<<<<

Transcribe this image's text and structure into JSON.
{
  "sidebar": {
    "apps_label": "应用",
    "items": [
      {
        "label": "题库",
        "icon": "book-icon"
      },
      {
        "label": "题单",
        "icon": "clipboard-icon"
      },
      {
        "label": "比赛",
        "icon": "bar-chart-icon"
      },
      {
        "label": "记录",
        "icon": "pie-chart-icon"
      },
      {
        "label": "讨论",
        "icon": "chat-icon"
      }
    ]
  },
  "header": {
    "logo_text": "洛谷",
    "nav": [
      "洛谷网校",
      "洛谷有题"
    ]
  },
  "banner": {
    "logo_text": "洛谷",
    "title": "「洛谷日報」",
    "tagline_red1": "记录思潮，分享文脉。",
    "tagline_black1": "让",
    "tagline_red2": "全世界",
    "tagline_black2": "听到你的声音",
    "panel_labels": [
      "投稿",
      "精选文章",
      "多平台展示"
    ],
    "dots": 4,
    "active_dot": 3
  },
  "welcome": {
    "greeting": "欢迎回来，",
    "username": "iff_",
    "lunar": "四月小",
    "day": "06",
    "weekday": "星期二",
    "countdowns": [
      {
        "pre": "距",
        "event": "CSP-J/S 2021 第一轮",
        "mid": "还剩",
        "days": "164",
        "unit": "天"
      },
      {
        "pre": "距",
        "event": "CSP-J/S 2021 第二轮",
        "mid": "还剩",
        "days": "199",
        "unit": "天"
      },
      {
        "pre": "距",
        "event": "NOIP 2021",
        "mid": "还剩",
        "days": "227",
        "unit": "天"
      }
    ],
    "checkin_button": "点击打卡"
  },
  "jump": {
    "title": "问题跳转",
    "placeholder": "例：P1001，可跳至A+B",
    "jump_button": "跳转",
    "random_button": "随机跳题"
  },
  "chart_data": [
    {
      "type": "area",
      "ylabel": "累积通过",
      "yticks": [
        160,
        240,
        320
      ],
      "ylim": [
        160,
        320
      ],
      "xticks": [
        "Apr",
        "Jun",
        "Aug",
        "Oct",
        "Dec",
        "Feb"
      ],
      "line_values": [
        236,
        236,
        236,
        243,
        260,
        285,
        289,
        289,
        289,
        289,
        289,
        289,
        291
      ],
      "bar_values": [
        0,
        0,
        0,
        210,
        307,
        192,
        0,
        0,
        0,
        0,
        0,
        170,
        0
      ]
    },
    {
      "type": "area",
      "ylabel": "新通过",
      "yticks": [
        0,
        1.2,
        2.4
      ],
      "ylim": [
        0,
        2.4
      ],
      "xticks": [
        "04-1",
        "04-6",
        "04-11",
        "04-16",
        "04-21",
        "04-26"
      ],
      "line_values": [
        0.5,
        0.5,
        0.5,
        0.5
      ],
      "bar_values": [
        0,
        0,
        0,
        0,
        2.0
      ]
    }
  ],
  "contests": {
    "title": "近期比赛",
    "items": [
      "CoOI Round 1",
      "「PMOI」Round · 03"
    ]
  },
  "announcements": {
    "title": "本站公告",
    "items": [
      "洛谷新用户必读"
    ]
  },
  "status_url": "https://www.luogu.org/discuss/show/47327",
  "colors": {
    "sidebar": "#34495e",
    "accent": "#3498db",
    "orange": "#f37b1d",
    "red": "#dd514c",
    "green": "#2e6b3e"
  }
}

>>>>

### EXERCISE
Only a number is wanted: how many lines contain the word "title"?

### ANSWER FOR THE TASK
4